(The problem)
Change every "fact-value" to "fact-data" in the entries below and reproduce them with nothing else altered.
— START Given data —
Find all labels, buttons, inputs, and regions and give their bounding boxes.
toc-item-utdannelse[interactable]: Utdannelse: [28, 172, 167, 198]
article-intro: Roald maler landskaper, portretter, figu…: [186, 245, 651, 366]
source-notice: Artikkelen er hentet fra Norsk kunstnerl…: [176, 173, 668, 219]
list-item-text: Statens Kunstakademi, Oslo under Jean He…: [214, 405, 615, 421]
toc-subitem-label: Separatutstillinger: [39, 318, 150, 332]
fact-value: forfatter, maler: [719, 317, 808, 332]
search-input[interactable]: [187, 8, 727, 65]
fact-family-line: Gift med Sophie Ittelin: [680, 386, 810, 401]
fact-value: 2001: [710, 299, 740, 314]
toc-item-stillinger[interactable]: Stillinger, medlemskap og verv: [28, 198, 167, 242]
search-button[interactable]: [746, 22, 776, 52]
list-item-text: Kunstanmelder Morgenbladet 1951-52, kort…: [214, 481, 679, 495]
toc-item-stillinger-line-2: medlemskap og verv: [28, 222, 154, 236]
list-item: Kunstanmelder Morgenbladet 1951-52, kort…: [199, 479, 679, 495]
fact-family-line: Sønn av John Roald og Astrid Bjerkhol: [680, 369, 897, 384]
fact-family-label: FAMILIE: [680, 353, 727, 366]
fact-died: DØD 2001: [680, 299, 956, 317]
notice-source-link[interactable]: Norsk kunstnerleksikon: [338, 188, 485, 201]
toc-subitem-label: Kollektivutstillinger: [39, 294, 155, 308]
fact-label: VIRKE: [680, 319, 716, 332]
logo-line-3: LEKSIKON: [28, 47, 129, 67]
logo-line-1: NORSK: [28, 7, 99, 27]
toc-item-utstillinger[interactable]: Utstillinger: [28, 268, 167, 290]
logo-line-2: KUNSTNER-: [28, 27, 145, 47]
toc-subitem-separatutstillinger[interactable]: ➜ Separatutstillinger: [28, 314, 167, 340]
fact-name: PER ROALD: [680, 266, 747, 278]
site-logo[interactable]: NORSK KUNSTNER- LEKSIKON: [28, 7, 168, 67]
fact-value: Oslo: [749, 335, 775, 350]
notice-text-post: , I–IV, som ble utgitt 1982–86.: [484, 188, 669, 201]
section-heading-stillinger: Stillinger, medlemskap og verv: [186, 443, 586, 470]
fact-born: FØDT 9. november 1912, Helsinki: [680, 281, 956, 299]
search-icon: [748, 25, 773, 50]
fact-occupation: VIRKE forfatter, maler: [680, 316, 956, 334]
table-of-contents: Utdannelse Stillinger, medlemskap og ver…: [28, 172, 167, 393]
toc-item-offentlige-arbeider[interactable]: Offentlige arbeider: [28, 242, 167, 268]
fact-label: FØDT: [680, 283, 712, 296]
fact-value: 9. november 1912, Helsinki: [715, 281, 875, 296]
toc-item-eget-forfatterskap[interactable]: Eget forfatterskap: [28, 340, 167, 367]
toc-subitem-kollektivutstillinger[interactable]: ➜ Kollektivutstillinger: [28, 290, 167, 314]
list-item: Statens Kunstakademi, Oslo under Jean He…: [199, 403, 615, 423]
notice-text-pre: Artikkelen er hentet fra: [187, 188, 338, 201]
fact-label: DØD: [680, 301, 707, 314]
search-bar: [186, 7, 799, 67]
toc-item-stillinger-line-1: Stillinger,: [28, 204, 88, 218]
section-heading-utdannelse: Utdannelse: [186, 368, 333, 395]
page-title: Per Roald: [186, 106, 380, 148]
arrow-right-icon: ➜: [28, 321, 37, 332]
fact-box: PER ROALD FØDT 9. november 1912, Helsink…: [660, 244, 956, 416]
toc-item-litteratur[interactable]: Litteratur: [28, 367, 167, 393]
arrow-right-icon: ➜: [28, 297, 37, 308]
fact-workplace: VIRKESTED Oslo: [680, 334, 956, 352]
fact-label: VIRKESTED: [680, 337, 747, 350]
— END Given data —
(Response to this task)
Find all labels, buttons, inputs, and regions and give their bounding boxes.
toc-item-utdannelse[interactable]: Utdannelse: [28, 172, 167, 198]
article-intro: Roald maler landskaper, portretter, figu…: [186, 245, 651, 366]
source-notice: Artikkelen er hentet fra Norsk kunstnerl…: [176, 173, 668, 219]
list-item-text: Statens Kunstakademi, Oslo under Jean He…: [214, 405, 615, 421]
toc-subitem-label: Separatutstillinger: [39, 318, 150, 332]
fact-data: forfatter, maler: [719, 317, 808, 332]
search-input[interactable]: [187, 8, 727, 65]
fact-family-line: Gift med Sophie Ittelin: [680, 386, 810, 401]
fact-data: 2001: [710, 299, 740, 314]
toc-item-stillinger[interactable]: Stillinger, medlemskap og verv: [28, 198, 167, 242]
search-button[interactable]: [746, 22, 776, 52]
list-item-text: Kunstanmelder Morgenbladet 1951-52, kort…: [214, 481, 679, 495]
toc-item-stillinger-line-2: medlemskap og verv: [28, 222, 154, 236]
list-item: Kunstanmelder Morgenbladet 1951-52, kort…: [199, 479, 679, 495]
fact-family-line: Sønn av John Roald og Astrid Bjerkhol: [680, 369, 897, 384]
fact-family-label: FAMILIE: [680, 353, 727, 366]
fact-died: DØD 2001: [680, 299, 956, 317]
notice-source-link[interactable]: Norsk kunstnerleksikon: [338, 188, 485, 201]
toc-subitem-label: Kollektivutstillinger: [39, 294, 155, 308]
fact-label: VIRKE: [680, 319, 716, 332]
logo-line-3: LEKSIKON: [28, 47, 129, 67]
logo-line-1: NORSK: [28, 7, 99, 27]
toc-item-utstillinger[interactable]: Utstillinger: [28, 268, 167, 290]
logo-line-2: KUNSTNER-: [28, 27, 145, 47]
toc-subitem-separatutstillinger[interactable]: ➜ Separatutstillinger: [28, 314, 167, 340]
fact-name: PER ROALD: [680, 266, 747, 278]
site-logo[interactable]: NORSK KUNSTNER- LEKSIKON: [28, 7, 168, 67]
fact-data: Oslo: [749, 335, 775, 350]
notice-text-post: , I–IV, som ble utgitt 1982–86.: [484, 188, 669, 201]
section-heading-stillinger: Stillinger, medlemskap og verv: [186, 443, 586, 470]
fact-born: FØDT 9. november 1912, Helsinki: [680, 281, 956, 299]
search-icon: [748, 25, 773, 50]
fact-occupation: VIRKE forfatter, maler: [680, 316, 956, 334]
table-of-contents: Utdannelse Stillinger, medlemskap og ver…: [28, 172, 167, 393]
toc-item-offentlige-arbeider[interactable]: Offentlige arbeider: [28, 242, 167, 268]
fact-label: FØDT: [680, 283, 712, 296]
fact-data: 9. november 1912, Helsinki: [715, 281, 875, 296]
toc-item-eget-forfatterskap[interactable]: Eget forfatterskap: [28, 340, 167, 367]
toc-subitem-kollektivutstillinger[interactable]: ➜ Kollektivutstillinger: [28, 290, 167, 314]
list-item: Statens Kunstakademi, Oslo under Jean He…: [199, 403, 615, 423]
notice-text-pre: Artikkelen er hentet fra: [187, 188, 338, 201]
fact-label: DØD: [680, 301, 707, 314]
search-bar: [186, 7, 799, 67]
toc-item-stillinger-line-1: Stillinger,: [28, 204, 88, 218]
section-heading-utdannelse: Utdannelse: [186, 368, 333, 395]
page-title: Per Roald: [186, 106, 380, 148]
arrow-right-icon: ➜: [28, 321, 37, 332]
fact-box: PER ROALD FØDT 9. november 1912, Helsink…: [660, 244, 956, 416]
toc-item-litteratur[interactable]: Litteratur: [28, 367, 167, 393]
arrow-right-icon: ➜: [28, 297, 37, 308]
fact-workplace: VIRKESTED Oslo: [680, 334, 956, 352]
fact-label: VIRKESTED: [680, 337, 747, 350]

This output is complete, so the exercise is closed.